Goal of the exercise
Locate the string "text" in the listing below. Copy every line where it is found.

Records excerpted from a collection
>> start
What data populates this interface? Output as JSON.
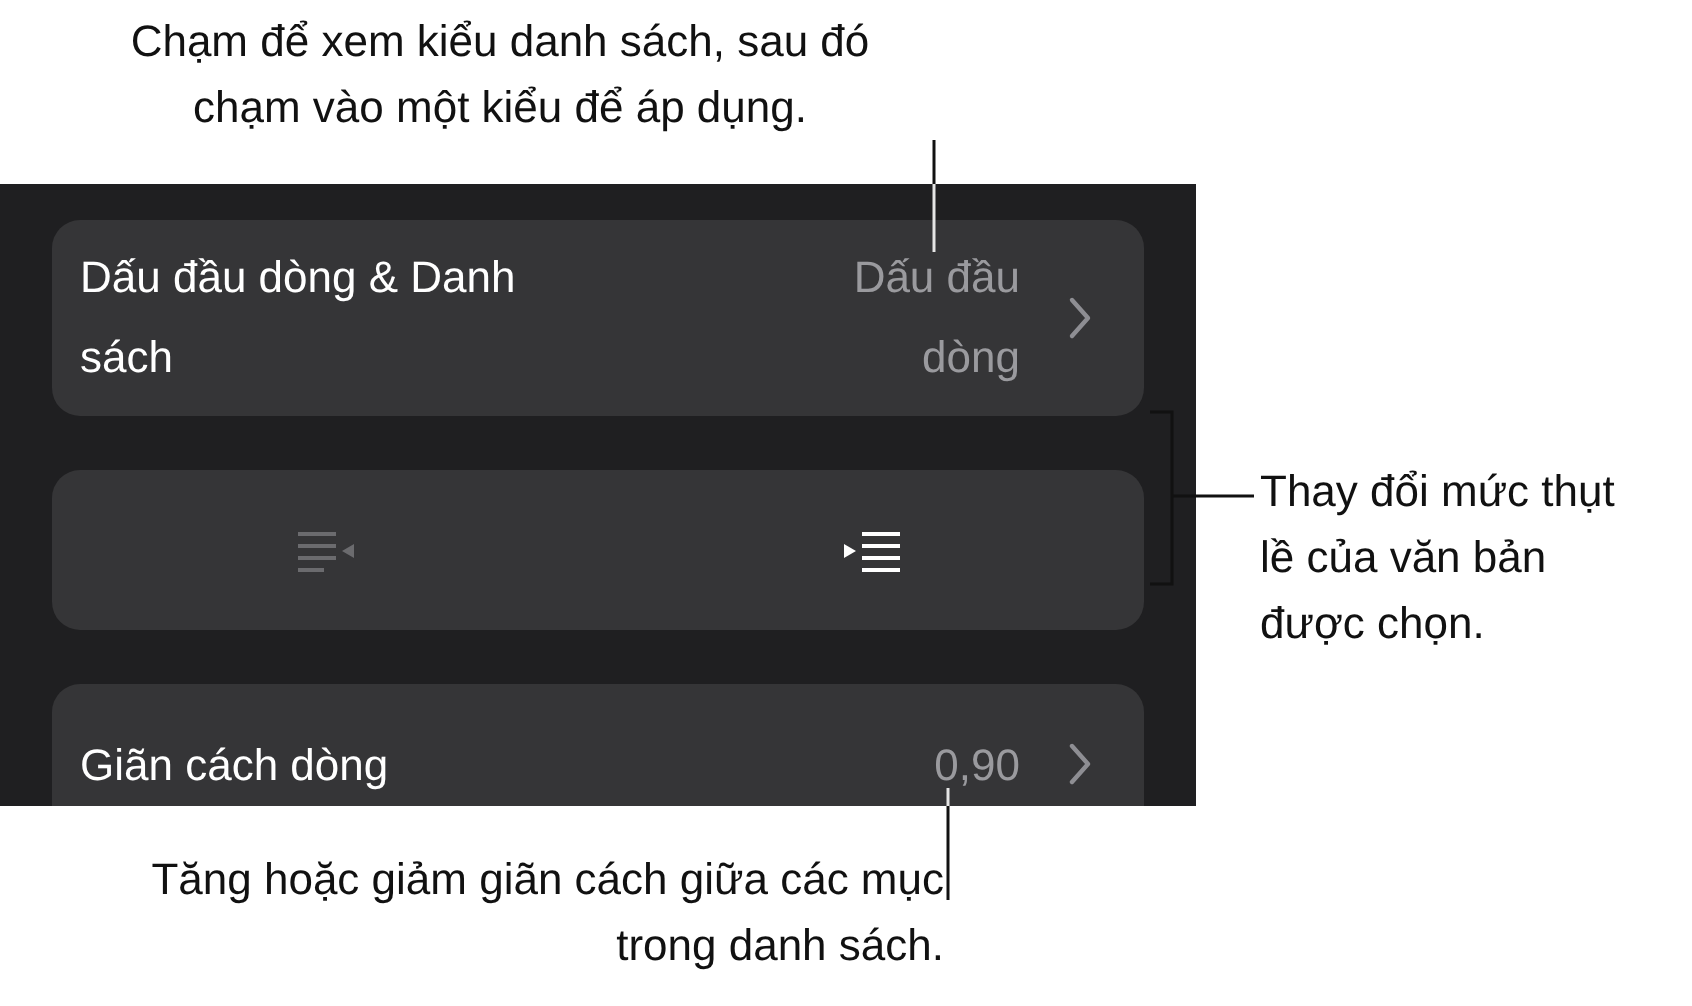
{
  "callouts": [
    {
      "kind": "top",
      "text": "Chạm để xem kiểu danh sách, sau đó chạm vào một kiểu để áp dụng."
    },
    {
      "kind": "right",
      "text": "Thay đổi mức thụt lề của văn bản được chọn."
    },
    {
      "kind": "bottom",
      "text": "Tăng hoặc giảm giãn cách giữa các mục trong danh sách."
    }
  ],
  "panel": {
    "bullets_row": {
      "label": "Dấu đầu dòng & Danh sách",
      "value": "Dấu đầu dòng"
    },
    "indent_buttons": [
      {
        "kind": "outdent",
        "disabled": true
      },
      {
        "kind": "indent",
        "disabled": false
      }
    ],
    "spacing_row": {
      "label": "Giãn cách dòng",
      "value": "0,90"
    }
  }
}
>> end
Result of this task
      "text": "Chạm để xem kiểu danh sách, sau đó chạm vào một kiểu để áp dụng."
      "text": "Thay đổi mức thụt lề của văn bản được chọn."
      "text": "Tăng hoặc giảm giãn cách giữa các mục trong danh sách."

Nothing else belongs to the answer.